- _Exercise description_:
Seek out every line containing the word "Hazell", and copy each.

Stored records
_____
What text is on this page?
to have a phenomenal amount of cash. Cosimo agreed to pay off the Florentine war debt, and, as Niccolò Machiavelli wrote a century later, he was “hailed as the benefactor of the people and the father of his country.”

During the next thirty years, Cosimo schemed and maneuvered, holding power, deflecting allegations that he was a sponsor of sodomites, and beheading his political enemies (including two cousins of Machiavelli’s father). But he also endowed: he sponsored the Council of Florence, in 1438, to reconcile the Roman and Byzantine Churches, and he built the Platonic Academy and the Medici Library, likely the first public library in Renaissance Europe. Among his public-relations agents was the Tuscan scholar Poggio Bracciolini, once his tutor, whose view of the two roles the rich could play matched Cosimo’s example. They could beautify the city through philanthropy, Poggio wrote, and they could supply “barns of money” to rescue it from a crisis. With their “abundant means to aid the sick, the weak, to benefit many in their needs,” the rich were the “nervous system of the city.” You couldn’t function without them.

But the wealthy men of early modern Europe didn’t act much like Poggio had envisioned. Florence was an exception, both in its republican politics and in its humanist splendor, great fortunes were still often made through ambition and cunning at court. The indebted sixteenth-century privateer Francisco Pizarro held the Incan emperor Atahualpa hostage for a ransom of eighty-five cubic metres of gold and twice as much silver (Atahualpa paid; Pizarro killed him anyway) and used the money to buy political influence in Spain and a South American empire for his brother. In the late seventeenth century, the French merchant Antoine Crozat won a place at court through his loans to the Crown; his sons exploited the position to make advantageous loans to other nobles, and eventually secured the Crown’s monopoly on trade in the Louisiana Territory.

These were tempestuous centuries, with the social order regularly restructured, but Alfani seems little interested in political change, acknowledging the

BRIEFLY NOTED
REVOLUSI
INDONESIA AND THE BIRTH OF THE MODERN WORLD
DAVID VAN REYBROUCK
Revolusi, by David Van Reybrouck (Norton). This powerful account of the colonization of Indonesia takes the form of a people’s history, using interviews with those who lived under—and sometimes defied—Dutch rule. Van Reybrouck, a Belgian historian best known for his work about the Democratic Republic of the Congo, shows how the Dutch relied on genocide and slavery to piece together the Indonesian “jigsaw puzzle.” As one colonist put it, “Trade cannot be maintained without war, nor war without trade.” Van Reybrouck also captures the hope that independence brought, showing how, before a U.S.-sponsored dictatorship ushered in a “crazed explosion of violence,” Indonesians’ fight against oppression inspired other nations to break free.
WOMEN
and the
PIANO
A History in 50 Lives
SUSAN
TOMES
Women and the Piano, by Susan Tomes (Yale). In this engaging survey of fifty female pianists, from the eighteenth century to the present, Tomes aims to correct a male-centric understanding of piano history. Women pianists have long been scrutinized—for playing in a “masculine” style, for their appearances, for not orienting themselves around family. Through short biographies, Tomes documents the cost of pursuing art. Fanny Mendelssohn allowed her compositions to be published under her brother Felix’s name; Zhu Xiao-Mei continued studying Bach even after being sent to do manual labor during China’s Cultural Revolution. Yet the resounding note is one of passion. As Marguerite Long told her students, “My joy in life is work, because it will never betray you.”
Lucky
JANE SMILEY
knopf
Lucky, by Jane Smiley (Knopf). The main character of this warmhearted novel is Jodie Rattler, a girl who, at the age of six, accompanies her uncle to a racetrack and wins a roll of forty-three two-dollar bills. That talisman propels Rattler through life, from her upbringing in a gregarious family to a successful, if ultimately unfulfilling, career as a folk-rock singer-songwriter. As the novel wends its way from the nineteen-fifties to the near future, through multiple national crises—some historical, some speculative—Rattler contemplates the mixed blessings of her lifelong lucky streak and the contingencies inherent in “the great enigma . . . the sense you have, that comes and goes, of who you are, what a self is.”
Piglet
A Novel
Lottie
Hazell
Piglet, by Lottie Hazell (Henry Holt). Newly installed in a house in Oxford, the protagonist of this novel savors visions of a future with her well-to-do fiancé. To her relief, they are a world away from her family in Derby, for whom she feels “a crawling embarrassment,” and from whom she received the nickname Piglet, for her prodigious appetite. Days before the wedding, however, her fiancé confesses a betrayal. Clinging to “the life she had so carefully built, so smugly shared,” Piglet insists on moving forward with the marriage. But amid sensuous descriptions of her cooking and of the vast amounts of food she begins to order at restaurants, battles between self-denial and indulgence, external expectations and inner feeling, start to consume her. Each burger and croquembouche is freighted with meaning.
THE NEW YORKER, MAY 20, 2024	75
_____
- _Answer to this task_:
Hazell
Piglet, by Lottie Hazell (Henry Holt). Newly installed in a house in Oxford, the protagonist of this novel savors visions of a future with her well-to-do fiancé. To her relief, they are a world away from her family in Derby, for whom she feels “a crawling embarrassment,” and from whom she received the nickname Piglet, for her prodigious appetite. Days before the wedding, however, her fiancé confesses a betrayal. Clinging to “the life she had so carefully built, so smugly shared,” Piglet insists on moving forward with the marriage. But amid sensuous descriptions of her cooking and of the vast amounts of food she begins to order at restaurants, battles between self-denial and indulgence, external expectations and inner feeling, start to consume her. Each burger and croquembouche is freighted with meaning.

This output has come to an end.